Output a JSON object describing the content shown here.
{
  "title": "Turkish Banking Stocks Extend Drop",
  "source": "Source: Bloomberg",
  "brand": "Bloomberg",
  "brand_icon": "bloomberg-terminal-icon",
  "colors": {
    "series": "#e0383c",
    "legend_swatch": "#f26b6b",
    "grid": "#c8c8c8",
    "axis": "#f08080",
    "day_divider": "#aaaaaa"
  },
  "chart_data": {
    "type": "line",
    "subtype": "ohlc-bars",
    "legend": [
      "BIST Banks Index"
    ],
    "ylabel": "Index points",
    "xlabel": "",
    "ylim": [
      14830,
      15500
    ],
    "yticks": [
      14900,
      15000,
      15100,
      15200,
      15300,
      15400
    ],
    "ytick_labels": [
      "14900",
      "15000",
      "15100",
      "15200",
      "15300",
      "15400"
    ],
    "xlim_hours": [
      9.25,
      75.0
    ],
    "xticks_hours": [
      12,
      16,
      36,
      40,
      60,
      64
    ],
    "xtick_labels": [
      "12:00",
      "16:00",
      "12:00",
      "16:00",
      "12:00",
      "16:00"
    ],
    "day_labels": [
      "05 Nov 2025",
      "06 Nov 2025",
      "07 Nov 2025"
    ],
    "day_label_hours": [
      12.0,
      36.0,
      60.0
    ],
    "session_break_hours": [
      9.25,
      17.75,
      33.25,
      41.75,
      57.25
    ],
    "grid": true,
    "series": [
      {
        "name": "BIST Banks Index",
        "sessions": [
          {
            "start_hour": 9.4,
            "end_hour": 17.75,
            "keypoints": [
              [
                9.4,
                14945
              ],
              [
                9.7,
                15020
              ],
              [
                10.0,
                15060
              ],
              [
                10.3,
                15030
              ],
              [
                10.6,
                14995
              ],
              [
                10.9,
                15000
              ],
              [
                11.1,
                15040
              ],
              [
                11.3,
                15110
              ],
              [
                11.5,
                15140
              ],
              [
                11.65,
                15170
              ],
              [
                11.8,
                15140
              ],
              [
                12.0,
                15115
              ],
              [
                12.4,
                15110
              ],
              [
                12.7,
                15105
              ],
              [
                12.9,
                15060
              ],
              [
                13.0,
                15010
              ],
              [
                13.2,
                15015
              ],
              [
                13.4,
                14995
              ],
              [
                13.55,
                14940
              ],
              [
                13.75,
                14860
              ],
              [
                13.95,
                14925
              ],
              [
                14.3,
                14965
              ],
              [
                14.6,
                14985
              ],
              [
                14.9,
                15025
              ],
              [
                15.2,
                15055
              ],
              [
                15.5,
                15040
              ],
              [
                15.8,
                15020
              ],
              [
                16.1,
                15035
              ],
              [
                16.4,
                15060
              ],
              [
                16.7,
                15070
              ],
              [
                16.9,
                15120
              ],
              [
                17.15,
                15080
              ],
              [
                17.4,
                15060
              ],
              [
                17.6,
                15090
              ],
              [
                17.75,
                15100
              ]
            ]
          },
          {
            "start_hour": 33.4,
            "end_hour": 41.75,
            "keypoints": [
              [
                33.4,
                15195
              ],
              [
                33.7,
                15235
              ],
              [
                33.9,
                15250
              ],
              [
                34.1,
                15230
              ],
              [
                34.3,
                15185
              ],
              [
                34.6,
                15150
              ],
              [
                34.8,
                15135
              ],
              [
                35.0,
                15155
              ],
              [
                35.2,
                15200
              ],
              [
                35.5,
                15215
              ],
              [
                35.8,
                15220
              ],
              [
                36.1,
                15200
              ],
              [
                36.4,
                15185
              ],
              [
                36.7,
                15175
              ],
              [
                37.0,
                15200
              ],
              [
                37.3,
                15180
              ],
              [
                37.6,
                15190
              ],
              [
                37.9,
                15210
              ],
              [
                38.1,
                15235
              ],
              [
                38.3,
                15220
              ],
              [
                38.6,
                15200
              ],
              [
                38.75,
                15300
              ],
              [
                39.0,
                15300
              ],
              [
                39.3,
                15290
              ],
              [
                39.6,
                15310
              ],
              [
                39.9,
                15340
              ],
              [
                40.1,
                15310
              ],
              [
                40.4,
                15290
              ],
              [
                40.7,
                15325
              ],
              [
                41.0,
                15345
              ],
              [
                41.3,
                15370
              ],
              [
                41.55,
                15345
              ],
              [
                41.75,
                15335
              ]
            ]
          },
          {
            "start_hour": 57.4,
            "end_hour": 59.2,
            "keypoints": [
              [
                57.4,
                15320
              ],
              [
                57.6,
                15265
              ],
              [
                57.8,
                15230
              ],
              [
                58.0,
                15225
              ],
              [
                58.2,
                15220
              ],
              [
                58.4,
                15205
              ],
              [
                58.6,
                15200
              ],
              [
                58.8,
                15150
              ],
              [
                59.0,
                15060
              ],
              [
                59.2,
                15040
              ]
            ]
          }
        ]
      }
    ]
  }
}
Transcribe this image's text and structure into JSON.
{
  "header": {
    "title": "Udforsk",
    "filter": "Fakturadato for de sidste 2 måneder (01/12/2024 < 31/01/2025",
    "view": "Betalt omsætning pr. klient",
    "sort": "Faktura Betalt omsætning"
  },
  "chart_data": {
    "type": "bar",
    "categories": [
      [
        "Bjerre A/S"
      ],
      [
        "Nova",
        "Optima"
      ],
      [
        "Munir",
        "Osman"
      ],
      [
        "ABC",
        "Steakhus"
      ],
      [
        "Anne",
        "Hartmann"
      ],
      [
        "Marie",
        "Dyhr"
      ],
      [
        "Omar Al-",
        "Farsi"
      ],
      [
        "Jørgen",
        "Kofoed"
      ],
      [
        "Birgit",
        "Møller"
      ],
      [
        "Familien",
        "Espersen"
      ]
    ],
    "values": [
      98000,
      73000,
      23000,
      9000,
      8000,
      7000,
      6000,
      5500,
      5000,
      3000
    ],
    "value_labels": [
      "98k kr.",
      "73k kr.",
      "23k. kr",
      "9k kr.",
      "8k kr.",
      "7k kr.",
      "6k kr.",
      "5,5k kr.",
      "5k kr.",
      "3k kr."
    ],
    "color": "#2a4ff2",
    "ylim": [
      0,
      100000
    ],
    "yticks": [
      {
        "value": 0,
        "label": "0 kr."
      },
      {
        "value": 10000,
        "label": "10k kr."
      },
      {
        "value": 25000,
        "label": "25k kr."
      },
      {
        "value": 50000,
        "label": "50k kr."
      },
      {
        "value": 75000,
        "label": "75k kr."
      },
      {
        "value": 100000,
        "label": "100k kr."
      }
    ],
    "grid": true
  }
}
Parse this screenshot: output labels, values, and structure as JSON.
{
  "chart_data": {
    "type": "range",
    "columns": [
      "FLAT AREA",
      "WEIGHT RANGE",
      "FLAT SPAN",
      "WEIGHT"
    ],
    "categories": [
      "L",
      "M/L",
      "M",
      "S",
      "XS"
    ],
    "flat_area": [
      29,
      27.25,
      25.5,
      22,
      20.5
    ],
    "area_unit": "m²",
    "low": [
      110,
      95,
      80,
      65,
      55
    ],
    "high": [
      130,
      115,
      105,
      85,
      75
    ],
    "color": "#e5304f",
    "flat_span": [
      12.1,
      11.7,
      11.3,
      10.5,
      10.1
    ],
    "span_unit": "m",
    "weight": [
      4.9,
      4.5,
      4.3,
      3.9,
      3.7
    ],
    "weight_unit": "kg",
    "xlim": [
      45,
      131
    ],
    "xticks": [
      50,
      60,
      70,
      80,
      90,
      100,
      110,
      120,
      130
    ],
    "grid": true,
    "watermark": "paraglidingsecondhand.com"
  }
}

════════

TASK TO COMPLETE :: Your task is to quote the listing above word for word.

EXERCISE SOLUTION ::
Output a JSON object describing the content shown here.
{
  "title": "Turkish Banking Stocks Extend Drop",
  "source": "Source: Bloomberg",
  "brand": "Bloomberg",
  "brand_icon": "bloomberg-terminal-icon",
  "colors": {
    "series": "#e0383c",
    "legend_swatch": "#f26b6b",
    "grid": "#c8c8c8",
    "axis": "#f08080",
    "day_divider": "#aaaaaa"
  },
  "chart_data": {
    "type": "line",
    "subtype": "ohlc-bars",
    "legend": [
      "BIST Banks Index"
    ],
    "ylabel": "Index points",
    "xlabel": "",
    "ylim": [
      14830,
      15500
    ],
    "yticks": [
      14900,
      15000,
      15100,
      15200,
      15300,
      15400
    ],
    "ytick_labels": [
      "14900",
      "15000",
      "15100",
      "15200",
      "15300",
      "15400"
    ],
    "xlim_hours": [
      9.25,
      75.0
    ],
    "xticks_hours": [
      12,
      16,
      36,
      40,
      60,
      64
    ],
    "xtick_labels": [
      "12:00",
      "16:00",
      "12:00",
      "16:00",
      "12:00",
      "16:00"
    ],
    "day_labels": [
      "05 Nov 2025",
      "06 Nov 2025",
      "07 Nov 2025"
    ],
    "day_label_hours": [
      12.0,
      36.0,
      60.0
    ],
    "session_break_hours": [
      9.25,
      17.75,
      33.25,
      41.75,
      57.25
    ],
    "grid": true,
    "series": [
      {
        "name": "BIST Banks Index",
        "sessions": [
          {
            "start_hour": 9.4,
            "end_hour": 17.75,
            "keypoints": [
              [
                9.4,
                14945
              ],
              [
                9.7,
                15020
              ],
              [
                10.0,
                15060
              ],
              [
                10.3,
                15030
              ],
              [
                10.6,
                14995
              ],
              [
                10.9,
                15000
              ],
              [
                11.1,
                15040
              ],
              [
                11.3,
                15110
              ],
              [
                11.5,
                15140
              ],
              [
                11.65,
                15170
              ],
              [
                11.8,
                15140
              ],
              [
                12.0,
                15115
              ],
              [
                12.4,
                15110
              ],
              [
                12.7,
                15105
              ],
              [
                12.9,
                15060
              ],
              [
                13.0,
                15010
              ],
              [
                13.2,
                15015
              ],
              [
                13.4,
                14995
              ],
              [
                13.55,
                14940
              ],
              [
                13.75,
                14860
              ],
              [
                13.95,
                14925
              ],
              [
                14.3,
                14965
              ],
              [
                14.6,
                14985
              ],
              [
                14.9,
                15025
              ],
              [
                15.2,
                15055
              ],
              [
                15.5,
                15040
              ],
              [
                15.8,
                15020
              ],
              [
                16.1,
                15035
              ],
              [
                16.4,
                15060
              ],
              [
                16.7,
                15070
              ],
              [
                16.9,
                15120
              ],
              [
                17.15,
                15080
              ],
              [
                17.4,
                15060
              ],
              [
                17.6,
                15090
              ],
              [
                17.75,
                15100
              ]
            ]
          },
          {
            "start_hour": 33.4,
            "end_hour": 41.75,
            "keypoints": [
              [
                33.4,
                15195
              ],
              [
                33.7,
                15235
              ],
              [
                33.9,
                15250
              ],
              [
                34.1,
                15230
              ],
              [
                34.3,
                15185
              ],
              [
                34.6,
                15150
              ],
              [
                34.8,
                15135
              ],
              [
                35.0,
                15155
              ],
              [
                35.2,
                15200
              ],
              [
                35.5,
                15215
              ],
              [
                35.8,
                15220
              ],
              [
                36.1,
                15200
              ],
              [
                36.4,
                15185
              ],
              [
                36.7,
                15175
              ],
              [
                37.0,
                15200
              ],
              [
                37.3,
                15180
              ],
              [
                37.6,
                15190
              ],
              [
                37.9,
                15210
              ],
              [
                38.1,
                15235
              ],
              [
                38.3,
                15220
              ],
              [
                38.6,
                15200
              ],
              [
                38.75,
                15300
              ],
              [
                39.0,
                15300
              ],
              [
                39.3,
                15290
              ],
              [
                39.6,
                15310
              ],
              [
                39.9,
                15340
              ],
              [
                40.1,
                15310
              ],
              [
                40.4,
                15290
              ],
              [
                40.7,
                15325
              ],
              [
                41.0,
                15345
              ],
              [
                41.3,
                15370
              ],
              [
                41.55,
                15345
              ],
              [
                41.75,
                15335
              ]
            ]
          },
          {
            "start_hour": 57.4,
            "end_hour": 59.2,
            "keypoints": [
              [
                57.4,
                15320
              ],
              [
                57.6,
                15265
              ],
              [
                57.8,
                15230
              ],
              [
                58.0,
                15225
              ],
              [
                58.2,
                15220
              ],
              [
                58.4,
                15205
              ],
              [
                58.6,
                15200
              ],
              [
                58.8,
                15150
              ],
              [
                59.0,
                15060
              ],
              [
                59.2,
                15040
              ]
            ]
          }
        ]
      }
    ]
  }
}
Transcribe this image's text and structure into JSON.
{
  "header": {
    "title": "Udforsk",
    "filter": "Fakturadato for de sidste 2 måneder (01/12/2024 < 31/01/2025",
    "view": "Betalt omsætning pr. klient",
    "sort": "Faktura Betalt omsætning"
  },
  "chart_data": {
    "type": "bar",
    "categories": [
      [
        "Bjerre A/S"
      ],
      [
        "Nova",
        "Optima"
      ],
      [
        "Munir",
        "Osman"
      ],
      [
        "ABC",
        "Steakhus"
      ],
      [
        "Anne",
        "Hartmann"
      ],
      [
        "Marie",
        "Dyhr"
      ],
      [
        "Omar Al-",
        "Farsi"
      ],
      [
        "Jørgen",
        "Kofoed"
      ],
      [
        "Birgit",
        "Møller"
      ],
      [
        "Familien",
        "Espersen"
      ]
    ],
    "values": [
      98000,
      73000,
      23000,
      9000,
      8000,
      7000,
      6000,
      5500,
      5000,
      3000
    ],
    "value_labels": [
      "98k kr.",
      "73k kr.",
      "23k. kr",
      "9k kr.",
      "8k kr.",
      "7k kr.",
      "6k kr.",
      "5,5k kr.",
      "5k kr.",
      "3k kr."
    ],
    "color": "#2a4ff2",
    "ylim": [
      0,
      100000
    ],
    "yticks": [
      {
        "value": 0,
        "label": "0 kr."
      },
      {
        "value": 10000,
        "label": "10k kr."
      },
      {
        "value": 25000,
        "label": "25k kr."
      },
      {
        "value": 50000,
        "label": "50k kr."
      },
      {
        "value": 75000,
        "label": "75k kr."
      },
      {
        "value": 100000,
        "label": "100k kr."
      }
    ],
    "grid": true
  }
}
Parse this screenshot: output labels, values, and structure as JSON.
{
  "chart_data": {
    "type": "range",
    "columns": [
      "FLAT AREA",
      "WEIGHT RANGE",
      "FLAT SPAN",
      "WEIGHT"
    ],
    "categories": [
      "L",
      "M/L",
      "M",
      "S",
      "XS"
    ],
    "flat_area": [
      29,
      27.25,
      25.5,
      22,
      20.5
    ],
    "area_unit": "m²",
    "low": [
      110,
      95,
      80,
      65,
      55
    ],
    "high": [
      130,
      115,
      105,
      85,
      75
    ],
    "color": "#e5304f",
    "flat_span": [
      12.1,
      11.7,
      11.3,
      10.5,
      10.1
    ],
    "span_unit": "m",
    "weight": [
      4.9,
      4.5,
      4.3,
      3.9,
      3.7
    ],
    "weight_unit": "kg",
    "xlim": [
      45,
      131
    ],
    "xticks": [
      50,
      60,
      70,
      80,
      90,
      100,
      110,
      120,
      130
    ],
    "grid": true,
    "watermark": "paraglidingsecondhand.com"
  }
}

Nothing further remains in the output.